▸ Stated problem
Print the full listing exactly.

[Source data]
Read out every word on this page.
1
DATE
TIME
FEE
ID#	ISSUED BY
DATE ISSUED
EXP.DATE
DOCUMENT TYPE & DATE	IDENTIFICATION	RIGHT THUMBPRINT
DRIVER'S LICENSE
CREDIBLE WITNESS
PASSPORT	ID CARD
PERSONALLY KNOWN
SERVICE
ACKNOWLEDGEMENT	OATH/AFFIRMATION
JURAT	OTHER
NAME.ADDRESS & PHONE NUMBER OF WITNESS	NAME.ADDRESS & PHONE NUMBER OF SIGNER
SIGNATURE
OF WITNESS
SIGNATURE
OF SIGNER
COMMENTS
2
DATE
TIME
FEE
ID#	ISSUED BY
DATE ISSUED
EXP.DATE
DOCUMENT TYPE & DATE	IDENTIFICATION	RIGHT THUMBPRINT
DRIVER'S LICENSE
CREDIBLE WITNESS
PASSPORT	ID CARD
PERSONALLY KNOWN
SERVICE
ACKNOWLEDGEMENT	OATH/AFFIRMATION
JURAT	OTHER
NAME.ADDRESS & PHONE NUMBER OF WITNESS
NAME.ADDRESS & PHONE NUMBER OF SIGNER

▸ The completed task
Read out every word on this page.
1
DATE
TIME
FEE
ID#	ISSUED BY
DATE ISSUED
EXP.DATE
DOCUMENT TYPE & DATE	IDENTIFICATION	RIGHT THUMBPRINT
DRIVER'S LICENSE
CREDIBLE WITNESS
PASSPORT	ID CARD
PERSONALLY KNOWN
SERVICE
ACKNOWLEDGEMENT	OATH/AFFIRMATION
JURAT	OTHER
NAME.ADDRESS & PHONE NUMBER OF WITNESS	NAME.ADDRESS & PHONE NUMBER OF SIGNER
SIGNATURE
OF WITNESS
SIGNATURE
OF SIGNER
COMMENTS
2
DATE
TIME
FEE
ID#	ISSUED BY
DATE ISSUED
EXP.DATE
DOCUMENT TYPE & DATE	IDENTIFICATION	RIGHT THUMBPRINT
DRIVER'S LICENSE
CREDIBLE WITNESS
PASSPORT	ID CARD
PERSONALLY KNOWN
SERVICE
ACKNOWLEDGEMENT	OATH/AFFIRMATION
JURAT	OTHER
NAME.ADDRESS & PHONE NUMBER OF WITNESS
NAME.ADDRESS & PHONE NUMBER OF SIGNER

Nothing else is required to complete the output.